**What to produce:** Report each line of the data that includes the word "went".

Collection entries

───

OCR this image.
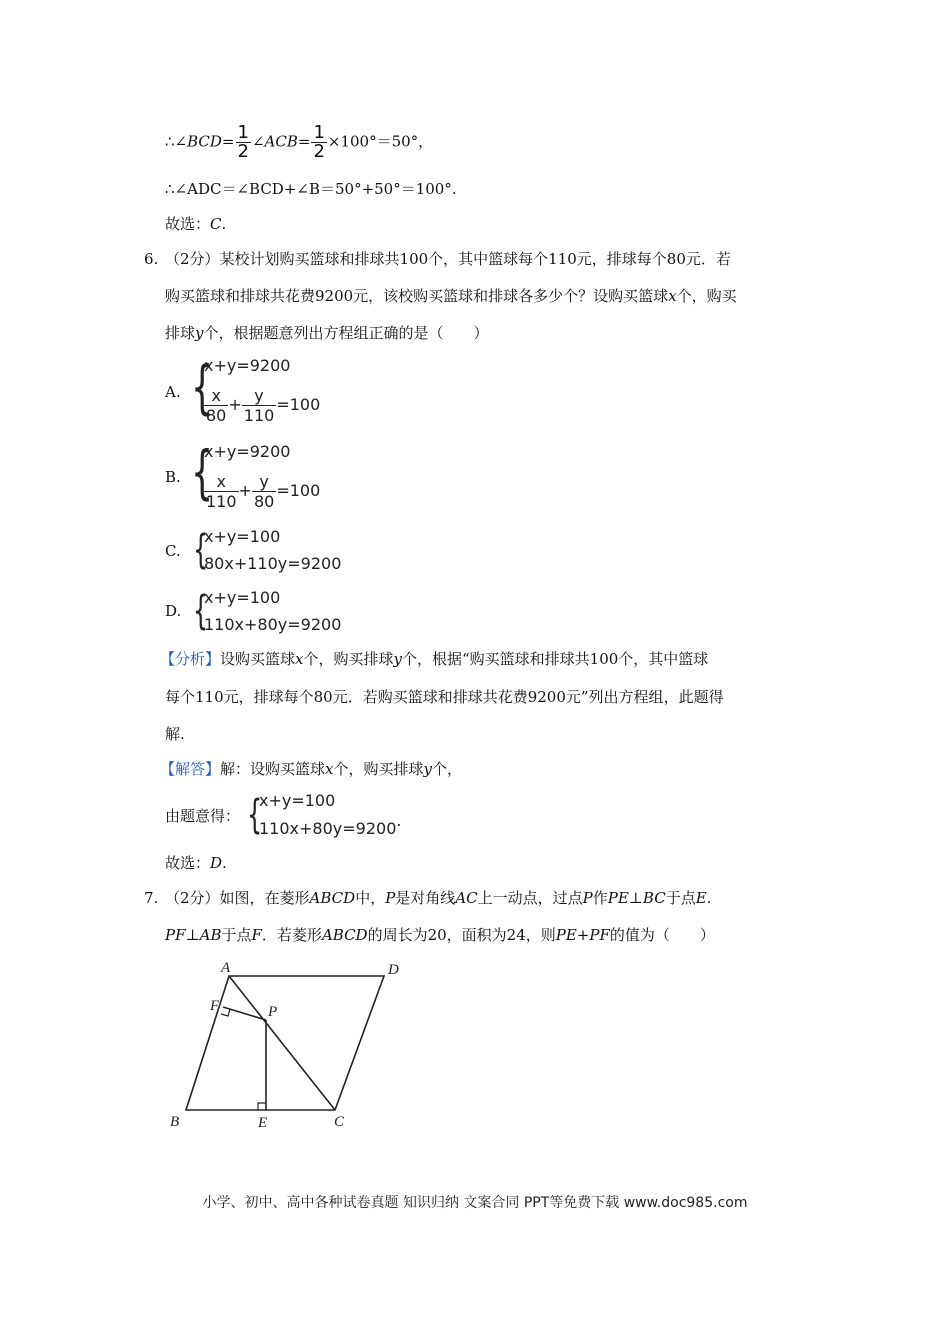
∴∠BCD= $\frac{1}{2}$ ∠ACB= $\frac{1}{2} \times 100^\circ=50^\circ$，
∴∠ADC＝∠BCD+∠B＝50°+50°＝100°.
故选：C.
6. （2分）某校计划购买篮球和排球共100个，其中篮球每个110元，排球每个80元．若
购买篮球和排球共花费9200元，该校购买篮球和排球各多少个？设购买篮球x个，购买
排球y个，根据题意列出方程组正确的是（　　）
A. {
x+y=9200
$\frac{x}{80} + \frac{y}{110} =100$
B. {
x+y=9200
$\frac{x}{110} + \frac{y}{80} =100$
C. {
x+y=100
80x+110y=9200
D. {
x+y=100
110x+80y=9200
【分析】设购买篮球x个，购买排球y个，根据“购买篮球和排球共100个，其中篮球
每个110元，排球每个80元．若购买篮球和排球共花费9200元”列出方程组，此题得
解.
【解答】解：设购买篮球x个，购买排球y个，
由题意得： {
x+y=100
110x+80y=9200.
故选：D.
7. （2分）如图，在菱形ABCD中，P是对角线AC上一动点，过点P作PE⊥BC于点E.
PF⊥AB于点F．若菱形ABCD的周长为20，面积为24，则PE+PF的值为（　　）
A	D
F	P
B	E	C
小学、初中、高中各种试卷真题 知识归纳 文案合同 PPT等免费下载 www.doc985.com
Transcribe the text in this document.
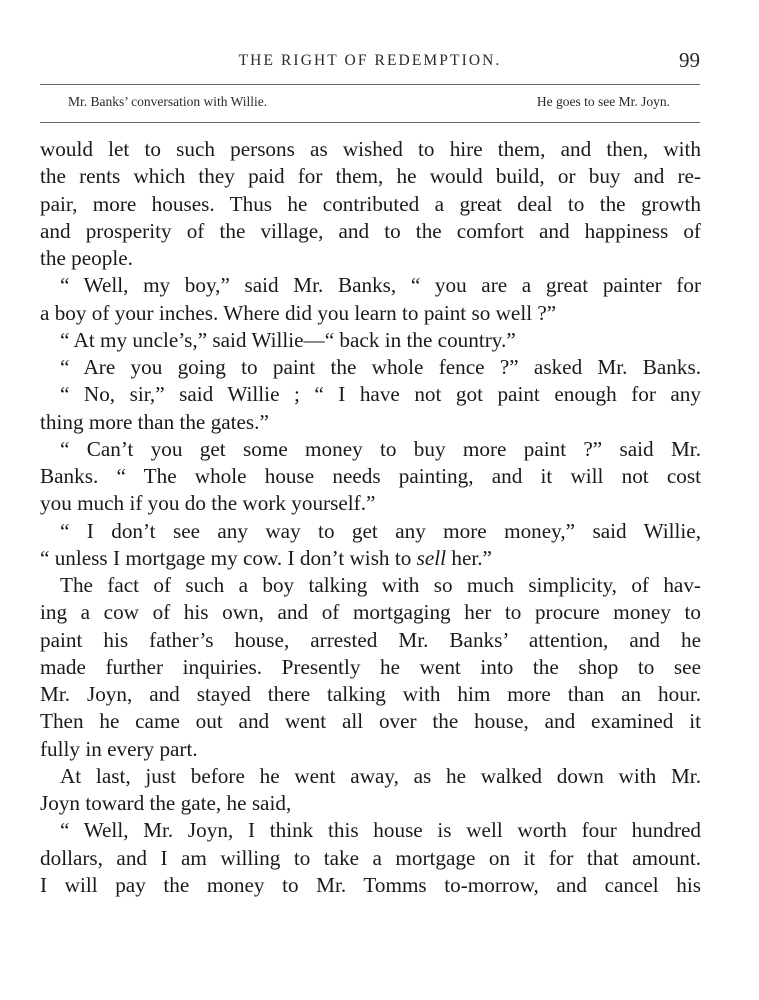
THE RIGHT OF REDEMPTION.	99
Mr. Banks’ conversation with Willie.	He goes to see Mr. Joyn.
would let to such persons as wished to hire them, and then, with
the rents which they paid for them, he would build, or buy and re-
pair, more houses. Thus he contributed a great deal to the growth
and prosperity of the village, and to the comfort and happiness of
the people.
“ Well, my boy,” said Mr. Banks, “ you are a great painter for
a boy of your inches. Where did you learn to paint so well ?”
“ At my uncle’s,” said Willie—“ back in the country.”
“ Are you going to paint the whole fence ?” asked Mr. Banks.
“ No, sir,” said Willie ; “ I have not got paint enough for any
thing more than the gates.”
“ Can’t you get some money to buy more paint ?” said Mr.
Banks. “ The whole house needs painting, and it will not cost
you much if you do the work yourself.”
“ I don’t see any way to get any more money,” said Willie,
“ unless I mortgage my cow. I don’t wish to sell her.”
The fact of such a boy talking with so much simplicity, of hav-
ing a cow of his own, and of mortgaging her to procure money to
paint his father’s house, arrested Mr. Banks’ attention, and he
made further inquiries. Presently he went into the shop to see
Mr. Joyn, and stayed there talking with him more than an hour.
Then he came out and went all over the house, and examined it
fully in every part.
At last, just before he went away, as he walked down with Mr.
Joyn toward the gate, he said,
“ Well, Mr. Joyn, I think this house is well worth four hundred
dollars, and I am willing to take a mortgage on it for that amount.
I will pay the money to Mr. Tomms to-morrow, and cancel his
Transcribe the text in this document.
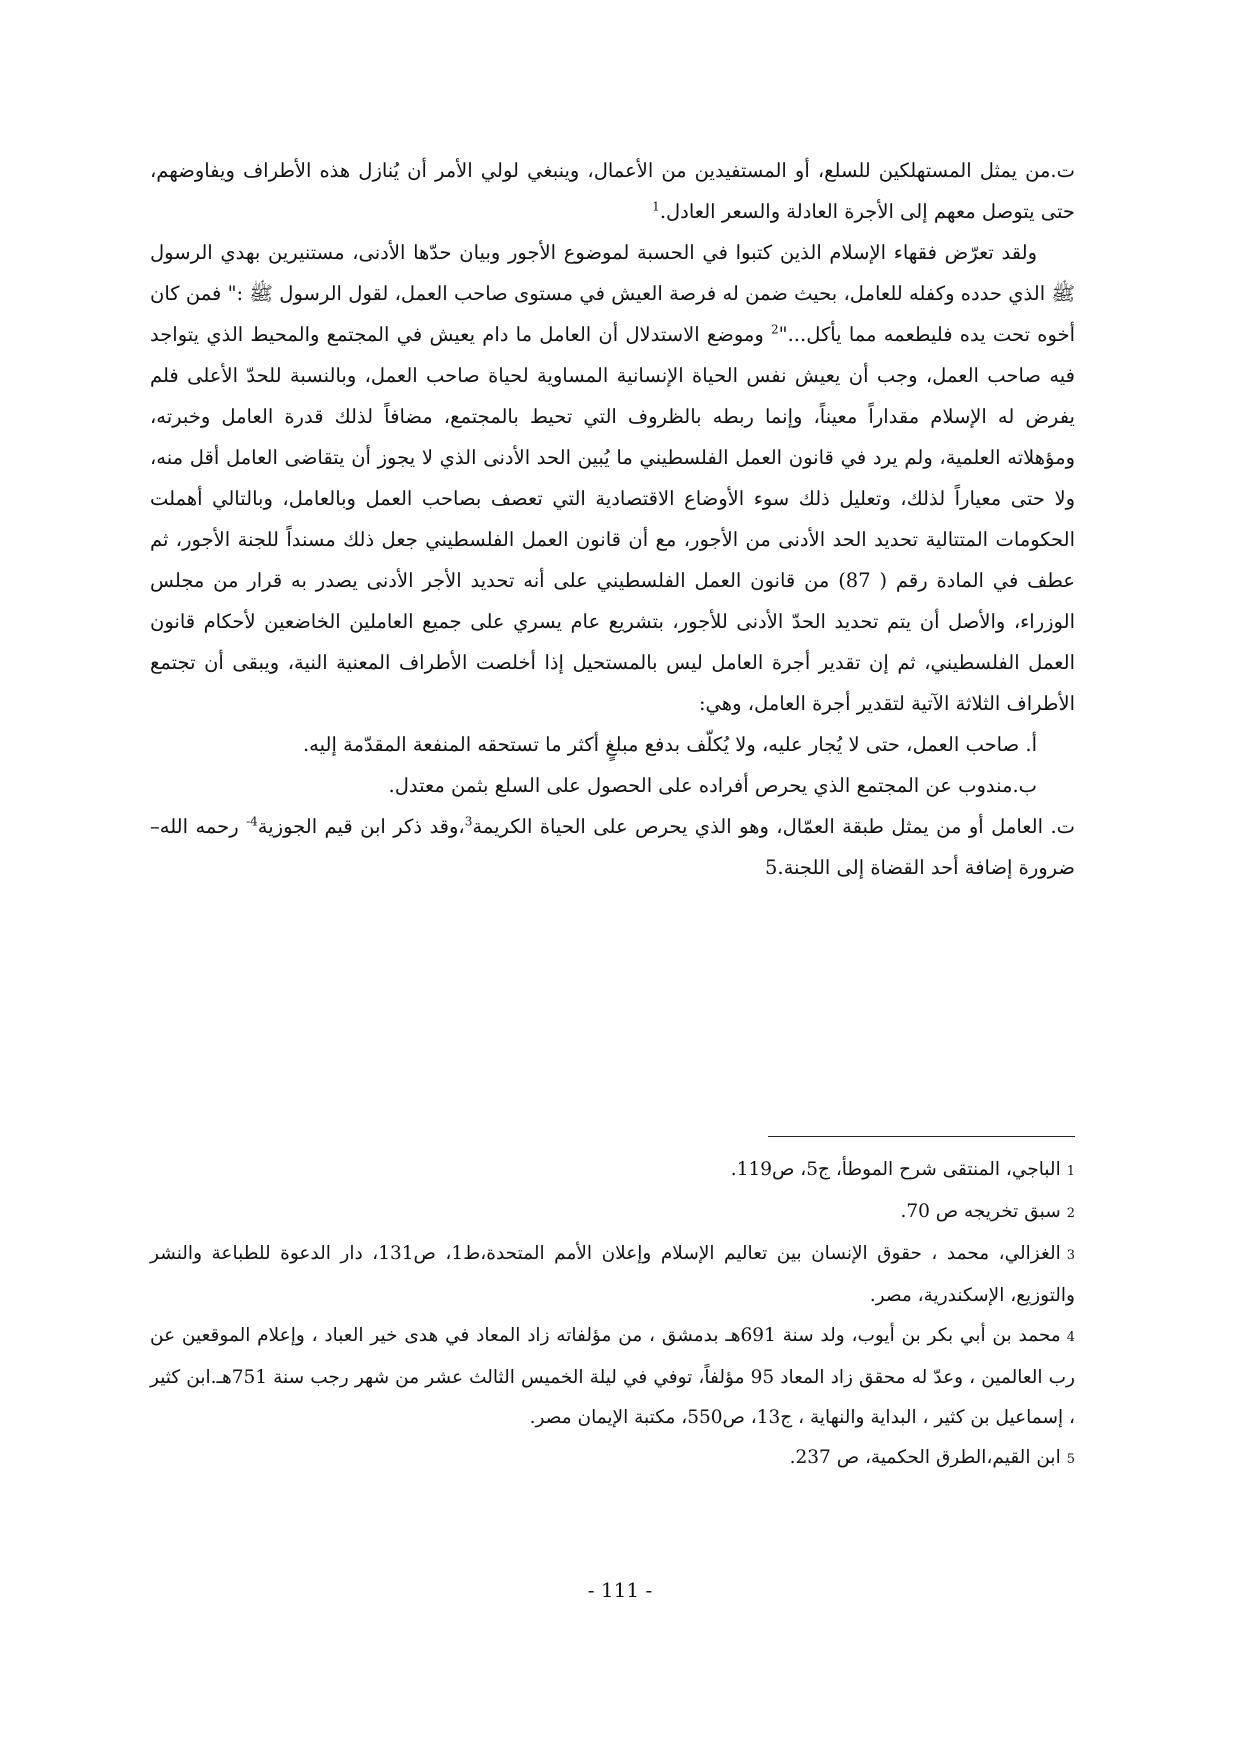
ت.من يمثل المستهلكين للسلع، أو المستفيدين من الأعمال، وينبغي لولي الأمر أن يُنازل هذه الأطراف ويفاوضهم، حتى يتوصل معهم إلى الأجرة العادلة والسعر العادل.$^1$

ولقد تعرّض فقهاء الإسلام الذين كتبوا في الحسبة لموضوع الأجور وبيان حدّها الأدنى، مستنيرين بهدي الرسول ﷺ الذي حدده وكفله للعامل، بحيث ضمن له فرصة العيش في مستوى صاحب العمل، لقول الرسول ﷺ :" فمن كان أخوه تحت يده فليطعمه مما يأكل..."$^2$ وموضع الاستدلال أن العامل ما دام يعيش في المجتمع والمحيط الذي يتواجد فيه صاحب العمل، وجب أن يعيش نفس الحياة الإنسانية المساوية لحياة صاحب العمل، وبالنسبة للحدّ الأعلى فلم يفرض له الإسلام مقداراً معيناً، وإنما ربطه بالظروف التي تحيط بالمجتمع، مضافاً لذلك قدرة العامل وخبرته، ومؤهلاته العلمية، ولم يرد في قانون العمل الفلسطيني ما يُبين الحد الأدنى الذي لا يجوز أن يتقاضى العامل أقل منه، ولا حتى معياراً لذلك، وتعليل ذلك سوء الأوضاع الاقتصادية التي تعصف بصاحب العمل وبالعامل، وبالتالي أهملت الحكومات المتتالية تحديد الحد الأدنى من الأجور، مع أن قانون العمل الفلسطيني جعل ذلك مسنداً للجنة الأجور، ثم عطف في المادة رقم ( 87) من قانون العمل الفلسطيني على أنه تحديد الأجر الأدنى يصدر به قرار من مجلس الوزراء، والأصل أن يتم تحديد الحدّ الأدنى للأجور، بتشريع عام يسري على جميع العاملين الخاضعين لأحكام قانون العمل الفلسطيني، ثم إن تقدير أجرة العامل ليس بالمستحيل إذا أخلصت الأطراف المعنية النية، ويبقى أن تجتمع الأطراف الثلاثة الآتية لتقدير أجرة العامل، وهي:

أ. صاحب العمل، حتى لا يُجار عليه، ولا يُكلّف بدفع مبلغٍ أكثر ما تستحقه المنفعة المقدّمة إليه.

ب.مندوب عن المجتمع الذي يحرص أفراده على الحصول على السلع بثمن معتدل.

ت. العامل أو من يمثل طبقة العمّال، وهو الذي يحرص على الحياة الكريمة$^3$،وقد ذكر ابن قيم الجوزية$^{4-}$ رحمه الله– ضرورة إضافة أحد القضاة إلى اللجنة.5

1الباجي، المنتقى شرح الموطأ، ج5، ص119.

2سبق تخريجه ص 70.

3الغزالي، محمد ، حقوق الإنسان بين تعاليم الإسلام وإعلان الأمم المتحدة،ط1، ص131، دار الدعوة للطباعة والنشر والتوزيع، الإسكندرية، مصر.

4محمد بن أبي بكر بن أيوب، ولد سنة 691هـ بدمشق ، من مؤلفاته زاد المعاد في هدى خير العباد ، وإعلام الموقعين عن رب العالمين ، وعدّ له محقق زاد المعاد 95 مؤلفاً، توفي في ليلة الخميس الثالث عشر من شهر رجب سنة 751هـ.ابن كثير ، إسماعيل بن كثير ، البداية والنهاية ، ج13، ص550، مكتبة الإيمان مصر.

5ابن القيم،الطرق الحكمية، ص 237.

- 111 -
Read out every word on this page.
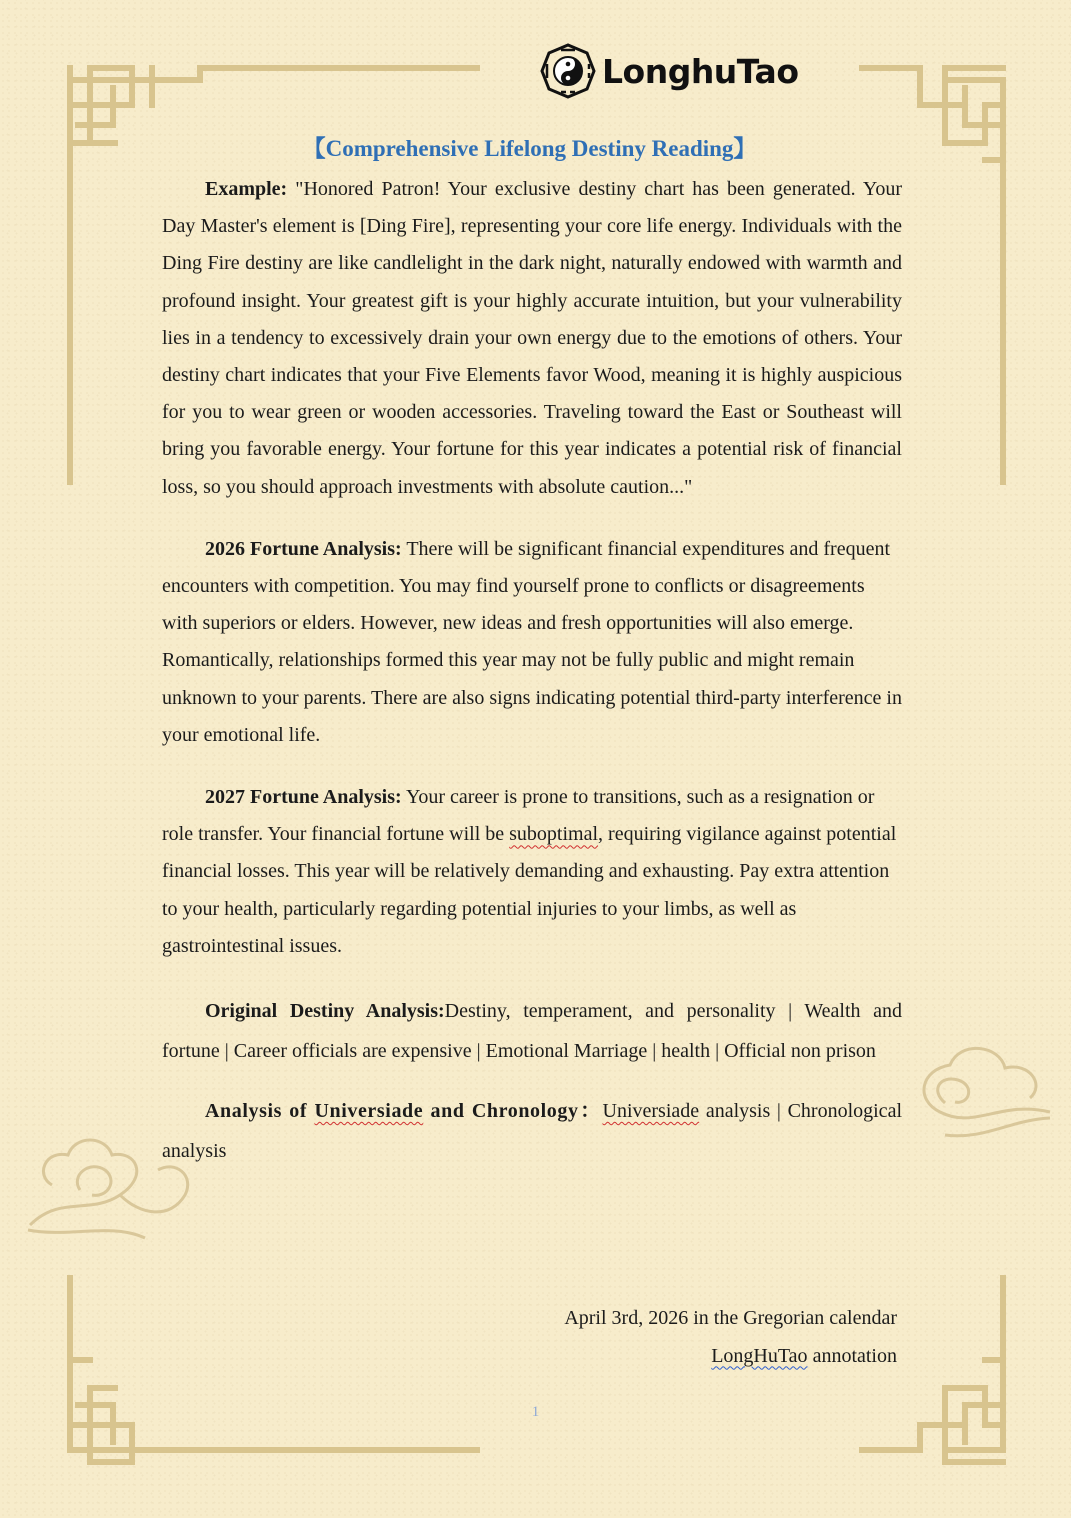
LonghuTao
【Comprehensive Lifelong Destiny Reading】

Example: "Honored Patron! Your exclusive destiny chart has been generated. Your Day Master's element is [Ding Fire], representing your core life energy. Individuals with the Ding Fire destiny are like candlelight in the dark night, naturally endowed with warmth and profound insight. Your greatest gift is your highly accurate intuition, but your vulnerability lies in a tendency to excessively drain your own energy due to the emotions of others. Your destiny chart indicates that your Five Elements favor Wood, meaning it is highly auspicious for you to wear green or wooden accessories. Traveling toward the East or Southeast will bring you favorable energy. Your fortune for this year indicates a potential risk of financial loss, so you should approach investments with absolute caution..."

2026 Fortune Analysis: There will be significant financial expenditures and frequent encounters with competition. You may find yourself prone to conflicts or disagreements with superiors or elders. However, new ideas and fresh opportunities will also emerge. Romantically, relationships formed this year may not be fully public and might remain unknown to your parents. There are also signs indicating potential third-party interference in your emotional life.

2027 Fortune Analysis: Your career is prone to transitions, such as a resignation or role transfer. Your financial fortune will be suboptimal, requiring vigilance against potential financial losses. This year will be relatively demanding and exhausting. Pay extra attention to your health, particularly regarding potential injuries to your limbs, as well as gastrointestinal issues.

Original Destiny Analysis:Destiny, temperament, and personality | Wealth and fortune | Career officials are expensive | Emotional Marriage | health | Official non prison

Analysis of Universiade and Chronology：Universiade analysis | Chronological analysis

April 3rd, 2026 in the Gregorian calendar
LongHuTao annotation
1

───

**Solution for this task:**
made further inquiries. Presently he went into the shop to see
Then he came out and went all over the house, and examined it
At last, just before he went away, as he walked down with Mr.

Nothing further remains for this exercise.